# [Stated problem]
Filter the listing below, copying every line in which the word "prostředků" appears.

# [The data]
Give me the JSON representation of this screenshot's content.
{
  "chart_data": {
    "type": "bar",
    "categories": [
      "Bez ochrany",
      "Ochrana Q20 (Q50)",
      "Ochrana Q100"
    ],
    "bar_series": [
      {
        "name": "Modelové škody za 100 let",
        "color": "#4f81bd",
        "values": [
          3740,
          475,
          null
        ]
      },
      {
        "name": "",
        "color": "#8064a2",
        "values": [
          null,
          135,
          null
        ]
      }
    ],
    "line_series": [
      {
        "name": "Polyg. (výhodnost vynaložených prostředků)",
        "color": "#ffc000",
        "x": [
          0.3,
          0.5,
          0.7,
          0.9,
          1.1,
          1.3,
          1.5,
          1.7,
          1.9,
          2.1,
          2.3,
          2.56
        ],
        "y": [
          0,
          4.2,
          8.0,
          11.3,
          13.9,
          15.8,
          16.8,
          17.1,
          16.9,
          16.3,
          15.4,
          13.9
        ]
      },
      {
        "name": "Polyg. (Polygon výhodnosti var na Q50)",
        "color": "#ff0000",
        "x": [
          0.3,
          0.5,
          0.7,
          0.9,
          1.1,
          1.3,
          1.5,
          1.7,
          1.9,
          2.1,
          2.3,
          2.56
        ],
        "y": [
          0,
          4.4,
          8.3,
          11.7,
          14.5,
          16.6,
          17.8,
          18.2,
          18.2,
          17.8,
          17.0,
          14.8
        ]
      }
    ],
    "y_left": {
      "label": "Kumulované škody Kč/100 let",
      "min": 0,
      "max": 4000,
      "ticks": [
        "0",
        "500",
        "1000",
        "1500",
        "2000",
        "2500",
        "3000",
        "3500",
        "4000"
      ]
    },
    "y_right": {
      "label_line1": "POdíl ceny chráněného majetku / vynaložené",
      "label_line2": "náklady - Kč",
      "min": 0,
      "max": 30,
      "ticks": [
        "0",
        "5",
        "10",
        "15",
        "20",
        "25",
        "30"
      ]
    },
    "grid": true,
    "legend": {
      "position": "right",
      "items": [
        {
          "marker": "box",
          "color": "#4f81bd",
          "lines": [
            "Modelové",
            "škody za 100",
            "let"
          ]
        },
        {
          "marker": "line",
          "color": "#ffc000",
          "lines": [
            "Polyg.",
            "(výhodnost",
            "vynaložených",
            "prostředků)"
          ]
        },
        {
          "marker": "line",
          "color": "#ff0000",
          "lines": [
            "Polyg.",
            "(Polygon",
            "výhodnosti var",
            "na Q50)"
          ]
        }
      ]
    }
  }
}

# [Correct answer]
        "name": "Polyg. (výhodnost vynaložených prostředků)",
            "prostředků)"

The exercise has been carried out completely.